(Beginning of Extracted entries)
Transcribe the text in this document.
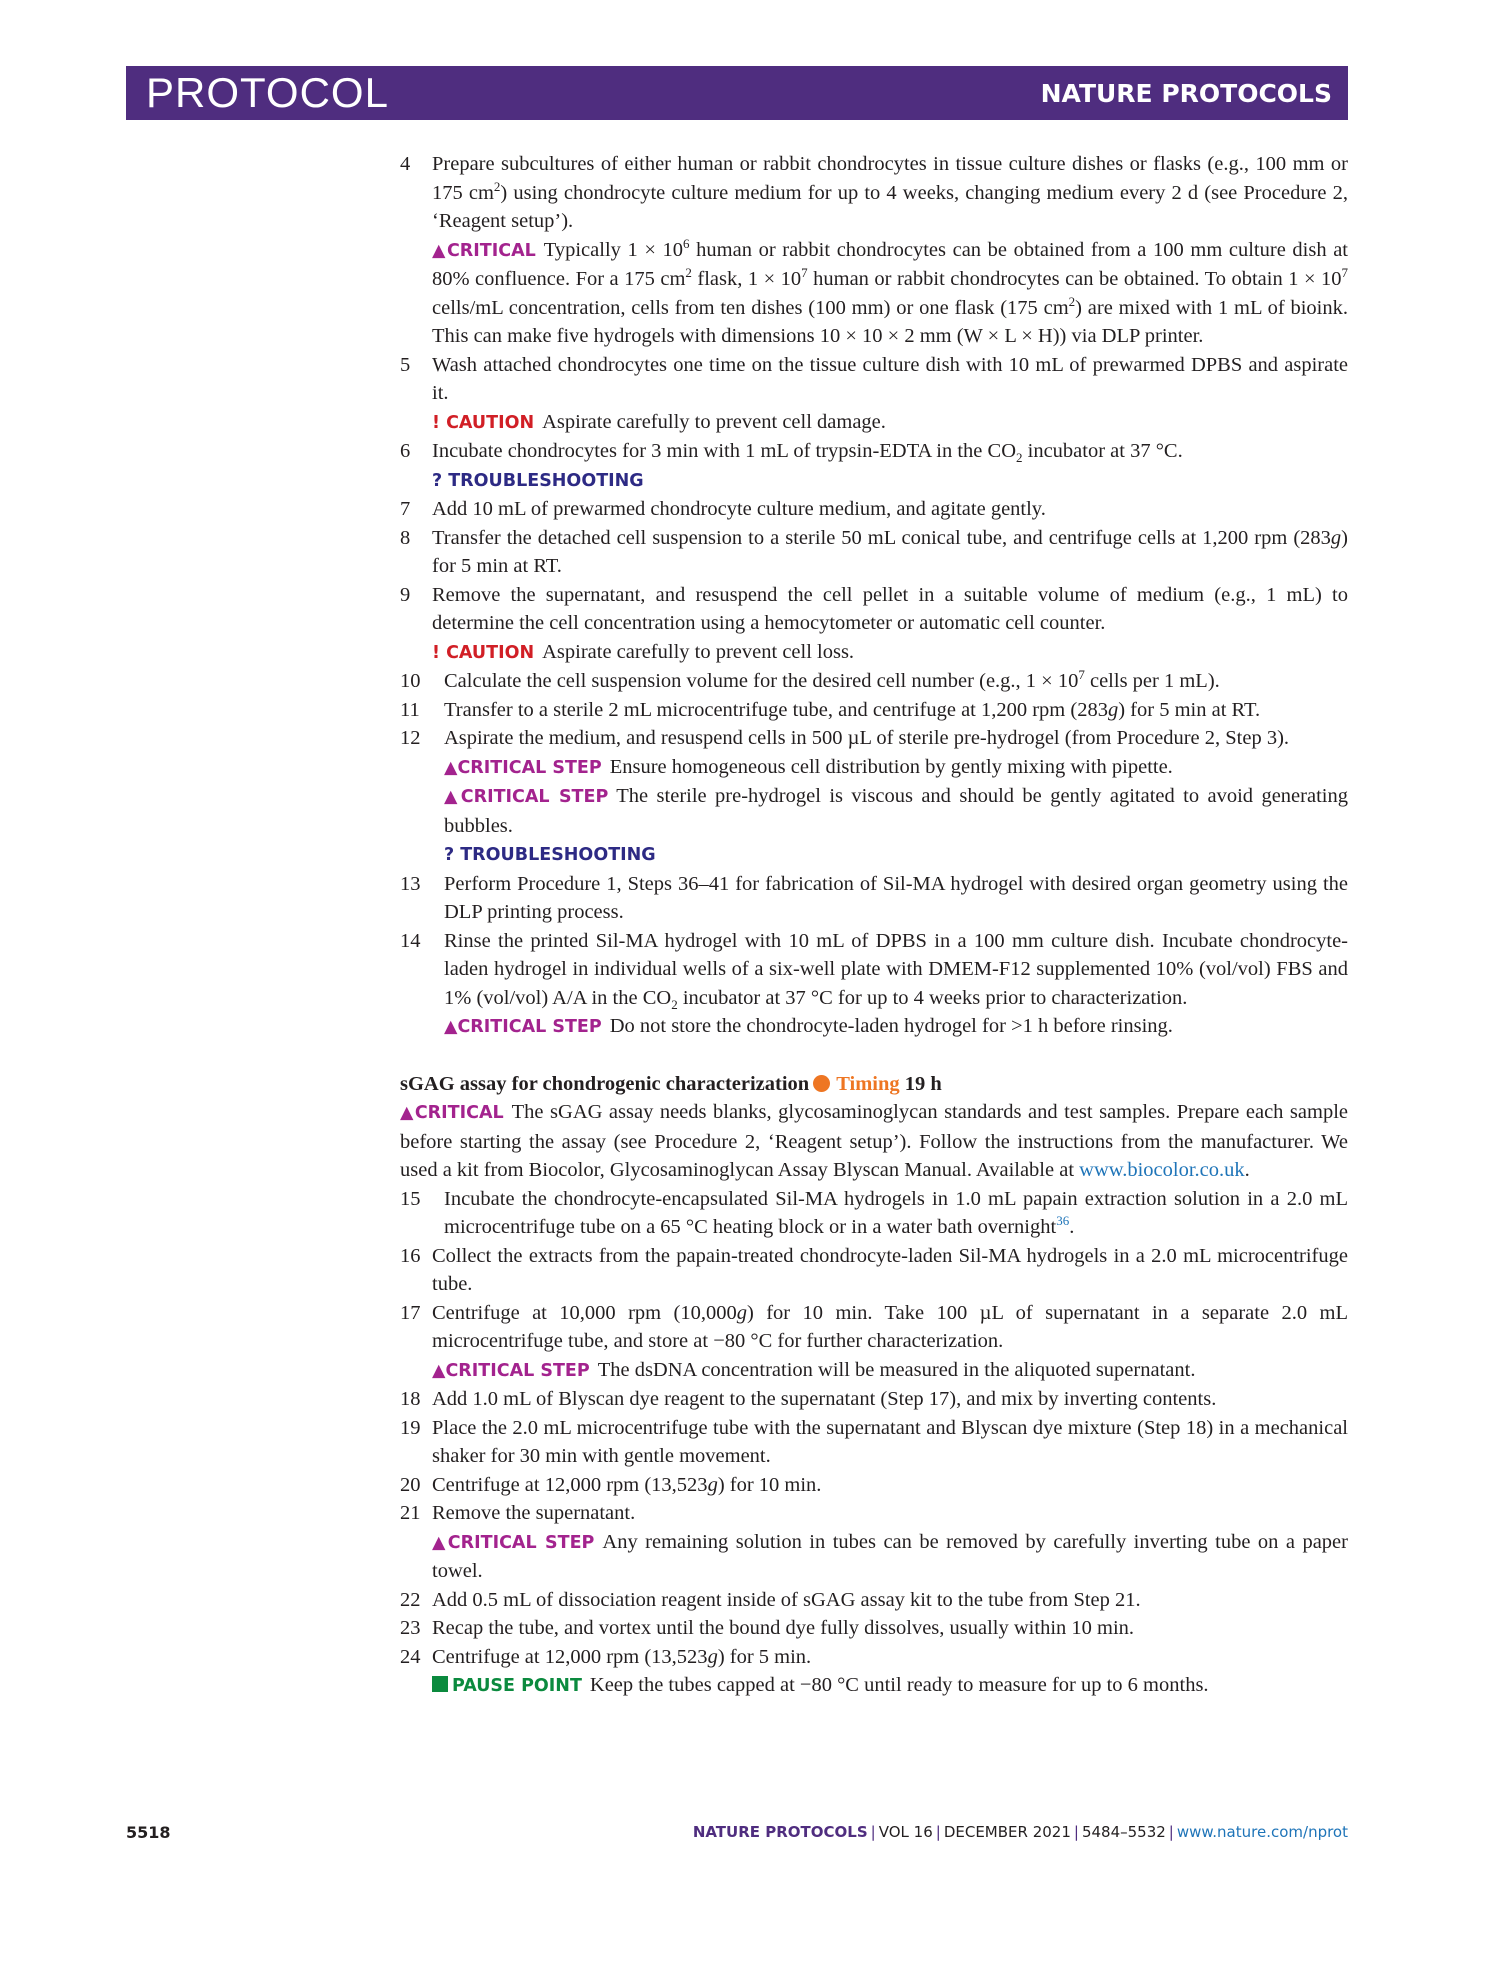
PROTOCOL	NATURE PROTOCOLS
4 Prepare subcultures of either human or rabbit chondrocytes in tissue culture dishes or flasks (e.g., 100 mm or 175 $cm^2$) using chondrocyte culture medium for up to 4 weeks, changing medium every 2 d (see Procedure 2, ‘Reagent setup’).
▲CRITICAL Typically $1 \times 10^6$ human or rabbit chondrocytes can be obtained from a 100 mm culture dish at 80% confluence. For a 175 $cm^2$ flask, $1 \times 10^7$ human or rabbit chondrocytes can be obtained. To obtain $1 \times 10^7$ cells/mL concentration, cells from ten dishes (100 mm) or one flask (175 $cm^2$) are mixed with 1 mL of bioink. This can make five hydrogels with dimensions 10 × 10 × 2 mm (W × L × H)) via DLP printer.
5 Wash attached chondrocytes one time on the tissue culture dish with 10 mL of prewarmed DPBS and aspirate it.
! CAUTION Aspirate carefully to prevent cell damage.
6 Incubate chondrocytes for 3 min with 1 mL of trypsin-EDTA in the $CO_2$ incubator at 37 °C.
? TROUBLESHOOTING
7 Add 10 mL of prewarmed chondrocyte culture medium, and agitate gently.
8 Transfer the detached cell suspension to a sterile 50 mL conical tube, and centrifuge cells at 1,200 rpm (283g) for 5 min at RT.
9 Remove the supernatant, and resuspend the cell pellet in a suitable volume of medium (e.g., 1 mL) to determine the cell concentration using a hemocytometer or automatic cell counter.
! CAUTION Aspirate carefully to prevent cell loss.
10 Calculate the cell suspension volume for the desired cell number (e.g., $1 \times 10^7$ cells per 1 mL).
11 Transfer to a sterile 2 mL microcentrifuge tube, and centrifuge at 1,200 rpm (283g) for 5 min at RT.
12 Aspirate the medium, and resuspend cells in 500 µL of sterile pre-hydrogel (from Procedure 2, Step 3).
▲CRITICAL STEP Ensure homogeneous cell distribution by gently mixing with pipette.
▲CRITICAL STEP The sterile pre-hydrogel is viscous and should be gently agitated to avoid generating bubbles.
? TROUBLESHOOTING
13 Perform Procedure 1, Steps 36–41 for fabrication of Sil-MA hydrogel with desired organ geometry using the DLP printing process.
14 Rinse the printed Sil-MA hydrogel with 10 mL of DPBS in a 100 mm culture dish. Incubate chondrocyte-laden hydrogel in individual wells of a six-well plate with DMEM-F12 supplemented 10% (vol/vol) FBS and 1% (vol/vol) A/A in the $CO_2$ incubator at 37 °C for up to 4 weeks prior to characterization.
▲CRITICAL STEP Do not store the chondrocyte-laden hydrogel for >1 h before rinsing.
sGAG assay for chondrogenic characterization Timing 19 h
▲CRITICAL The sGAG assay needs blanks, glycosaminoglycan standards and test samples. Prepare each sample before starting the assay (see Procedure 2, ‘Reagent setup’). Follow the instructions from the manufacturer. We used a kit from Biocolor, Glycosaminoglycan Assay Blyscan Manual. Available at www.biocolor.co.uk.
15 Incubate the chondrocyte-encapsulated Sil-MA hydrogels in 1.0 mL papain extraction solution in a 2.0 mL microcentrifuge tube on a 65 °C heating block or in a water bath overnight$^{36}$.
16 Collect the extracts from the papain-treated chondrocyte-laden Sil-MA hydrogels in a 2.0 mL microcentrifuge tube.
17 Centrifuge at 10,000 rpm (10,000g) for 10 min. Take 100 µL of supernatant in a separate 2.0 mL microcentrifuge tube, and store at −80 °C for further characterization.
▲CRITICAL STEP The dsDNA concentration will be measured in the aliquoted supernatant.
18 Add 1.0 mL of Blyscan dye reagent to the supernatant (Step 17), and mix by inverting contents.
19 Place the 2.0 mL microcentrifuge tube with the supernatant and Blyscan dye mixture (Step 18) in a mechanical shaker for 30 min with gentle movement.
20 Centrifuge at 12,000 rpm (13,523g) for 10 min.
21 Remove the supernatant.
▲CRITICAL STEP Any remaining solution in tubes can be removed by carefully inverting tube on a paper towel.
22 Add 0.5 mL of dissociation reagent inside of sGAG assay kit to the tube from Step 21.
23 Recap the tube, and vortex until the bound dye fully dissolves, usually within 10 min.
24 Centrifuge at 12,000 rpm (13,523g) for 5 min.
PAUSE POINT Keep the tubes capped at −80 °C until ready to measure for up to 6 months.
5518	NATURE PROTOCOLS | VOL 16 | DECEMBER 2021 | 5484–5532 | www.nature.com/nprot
(End of Extracted entries)
Assigned task: If a line of the listing contains the string "solution", count it; then report the total alone.

Exercise output: 2